▶ **PROBLEM TO WORK ON**:
Show each line that has the string "text" in it.

Records from a collection:

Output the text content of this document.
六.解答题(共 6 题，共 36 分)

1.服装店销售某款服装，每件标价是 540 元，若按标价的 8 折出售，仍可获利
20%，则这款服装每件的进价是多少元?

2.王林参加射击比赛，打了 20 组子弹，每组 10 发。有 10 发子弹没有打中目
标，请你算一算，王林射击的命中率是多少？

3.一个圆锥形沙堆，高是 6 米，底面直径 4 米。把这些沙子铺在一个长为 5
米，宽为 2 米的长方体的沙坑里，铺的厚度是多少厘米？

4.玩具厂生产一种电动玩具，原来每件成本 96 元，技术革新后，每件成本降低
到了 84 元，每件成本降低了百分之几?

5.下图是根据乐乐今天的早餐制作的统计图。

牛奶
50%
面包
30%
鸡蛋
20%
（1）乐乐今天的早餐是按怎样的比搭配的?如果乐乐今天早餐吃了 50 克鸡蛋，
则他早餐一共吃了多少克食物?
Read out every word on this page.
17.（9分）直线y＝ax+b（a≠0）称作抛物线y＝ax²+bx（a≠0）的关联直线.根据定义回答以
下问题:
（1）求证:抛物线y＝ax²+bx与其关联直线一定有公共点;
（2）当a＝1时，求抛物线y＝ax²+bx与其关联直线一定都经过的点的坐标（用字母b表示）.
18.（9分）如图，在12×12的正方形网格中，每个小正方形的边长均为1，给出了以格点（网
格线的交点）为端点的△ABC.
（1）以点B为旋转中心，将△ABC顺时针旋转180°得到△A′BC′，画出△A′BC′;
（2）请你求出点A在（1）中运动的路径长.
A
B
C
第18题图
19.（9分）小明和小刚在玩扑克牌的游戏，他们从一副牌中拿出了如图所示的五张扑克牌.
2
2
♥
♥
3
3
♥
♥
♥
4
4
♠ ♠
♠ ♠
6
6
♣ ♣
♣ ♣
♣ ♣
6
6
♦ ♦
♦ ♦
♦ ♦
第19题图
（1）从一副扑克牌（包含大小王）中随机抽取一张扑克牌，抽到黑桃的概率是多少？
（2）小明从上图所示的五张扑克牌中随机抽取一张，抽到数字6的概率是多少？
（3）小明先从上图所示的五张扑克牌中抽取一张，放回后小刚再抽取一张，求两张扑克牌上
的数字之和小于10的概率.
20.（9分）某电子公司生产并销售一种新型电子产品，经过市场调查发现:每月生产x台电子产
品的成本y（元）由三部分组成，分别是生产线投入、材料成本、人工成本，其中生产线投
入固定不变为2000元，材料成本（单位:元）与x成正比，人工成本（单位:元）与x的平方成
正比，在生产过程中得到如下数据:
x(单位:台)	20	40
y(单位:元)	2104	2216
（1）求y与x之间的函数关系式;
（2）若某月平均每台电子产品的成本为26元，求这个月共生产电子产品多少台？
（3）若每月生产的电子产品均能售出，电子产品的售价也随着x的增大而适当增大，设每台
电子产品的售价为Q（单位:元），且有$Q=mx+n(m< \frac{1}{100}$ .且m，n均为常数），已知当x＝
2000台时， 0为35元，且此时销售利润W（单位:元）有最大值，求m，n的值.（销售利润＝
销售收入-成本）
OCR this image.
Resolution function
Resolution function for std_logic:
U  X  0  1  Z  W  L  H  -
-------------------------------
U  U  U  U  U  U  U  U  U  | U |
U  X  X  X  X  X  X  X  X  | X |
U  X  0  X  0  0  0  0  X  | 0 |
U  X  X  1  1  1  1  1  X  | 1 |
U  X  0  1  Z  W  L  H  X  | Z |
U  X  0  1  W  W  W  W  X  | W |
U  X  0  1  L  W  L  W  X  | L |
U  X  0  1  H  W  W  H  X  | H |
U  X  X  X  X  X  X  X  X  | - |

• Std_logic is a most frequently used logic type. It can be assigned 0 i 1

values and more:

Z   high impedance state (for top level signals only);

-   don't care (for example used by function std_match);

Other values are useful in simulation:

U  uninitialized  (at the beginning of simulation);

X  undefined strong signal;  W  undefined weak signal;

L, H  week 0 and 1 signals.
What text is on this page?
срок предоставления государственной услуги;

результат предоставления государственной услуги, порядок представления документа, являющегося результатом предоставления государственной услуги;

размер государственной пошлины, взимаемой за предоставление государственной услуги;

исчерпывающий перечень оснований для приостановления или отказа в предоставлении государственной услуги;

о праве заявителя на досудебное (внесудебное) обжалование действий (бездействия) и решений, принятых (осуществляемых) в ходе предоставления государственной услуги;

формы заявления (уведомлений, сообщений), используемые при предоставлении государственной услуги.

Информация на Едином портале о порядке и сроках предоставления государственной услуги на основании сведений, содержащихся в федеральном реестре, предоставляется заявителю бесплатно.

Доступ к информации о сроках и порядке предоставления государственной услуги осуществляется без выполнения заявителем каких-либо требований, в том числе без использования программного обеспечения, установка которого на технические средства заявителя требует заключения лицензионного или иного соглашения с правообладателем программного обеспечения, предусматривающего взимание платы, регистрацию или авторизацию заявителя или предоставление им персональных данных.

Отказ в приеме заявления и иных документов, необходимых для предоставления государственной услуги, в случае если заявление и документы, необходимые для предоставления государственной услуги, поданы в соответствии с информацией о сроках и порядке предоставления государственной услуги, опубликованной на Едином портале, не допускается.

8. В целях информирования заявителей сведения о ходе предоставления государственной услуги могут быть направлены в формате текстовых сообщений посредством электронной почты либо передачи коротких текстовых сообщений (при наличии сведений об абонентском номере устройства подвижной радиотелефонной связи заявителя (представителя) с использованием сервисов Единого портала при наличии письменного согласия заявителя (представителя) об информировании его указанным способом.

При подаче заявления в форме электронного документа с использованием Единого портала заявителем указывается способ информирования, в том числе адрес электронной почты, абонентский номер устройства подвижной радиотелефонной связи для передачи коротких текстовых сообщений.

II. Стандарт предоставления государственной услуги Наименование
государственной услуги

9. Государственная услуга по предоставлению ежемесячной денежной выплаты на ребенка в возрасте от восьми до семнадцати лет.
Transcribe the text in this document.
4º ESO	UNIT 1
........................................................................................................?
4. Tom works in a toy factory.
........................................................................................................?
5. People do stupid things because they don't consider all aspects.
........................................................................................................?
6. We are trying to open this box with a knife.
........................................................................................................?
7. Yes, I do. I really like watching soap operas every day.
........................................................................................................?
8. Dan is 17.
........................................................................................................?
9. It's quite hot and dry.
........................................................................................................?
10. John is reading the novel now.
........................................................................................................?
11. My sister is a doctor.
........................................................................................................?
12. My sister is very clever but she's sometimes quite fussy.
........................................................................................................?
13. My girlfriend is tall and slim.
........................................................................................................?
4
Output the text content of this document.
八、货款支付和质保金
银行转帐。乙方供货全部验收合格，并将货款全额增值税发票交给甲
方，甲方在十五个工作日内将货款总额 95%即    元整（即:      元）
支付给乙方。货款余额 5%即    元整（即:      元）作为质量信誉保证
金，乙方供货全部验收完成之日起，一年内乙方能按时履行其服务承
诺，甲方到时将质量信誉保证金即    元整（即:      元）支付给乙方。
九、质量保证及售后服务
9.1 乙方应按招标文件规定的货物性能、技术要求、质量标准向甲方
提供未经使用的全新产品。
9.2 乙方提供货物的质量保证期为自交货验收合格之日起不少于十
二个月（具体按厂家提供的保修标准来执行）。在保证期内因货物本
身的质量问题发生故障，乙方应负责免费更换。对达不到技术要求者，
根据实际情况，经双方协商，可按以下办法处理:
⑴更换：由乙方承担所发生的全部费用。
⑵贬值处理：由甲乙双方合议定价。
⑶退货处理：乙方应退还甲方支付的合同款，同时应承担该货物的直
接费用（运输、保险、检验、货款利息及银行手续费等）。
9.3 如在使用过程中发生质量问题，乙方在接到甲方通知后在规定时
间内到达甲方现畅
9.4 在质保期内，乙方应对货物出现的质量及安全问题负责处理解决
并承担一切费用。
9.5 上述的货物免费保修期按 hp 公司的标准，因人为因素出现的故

▶ **EXERCISE RESPONSE**:
Output the text content of this document.
What text is on this page?
Transcribe the text in this document.
Output the text content of this document.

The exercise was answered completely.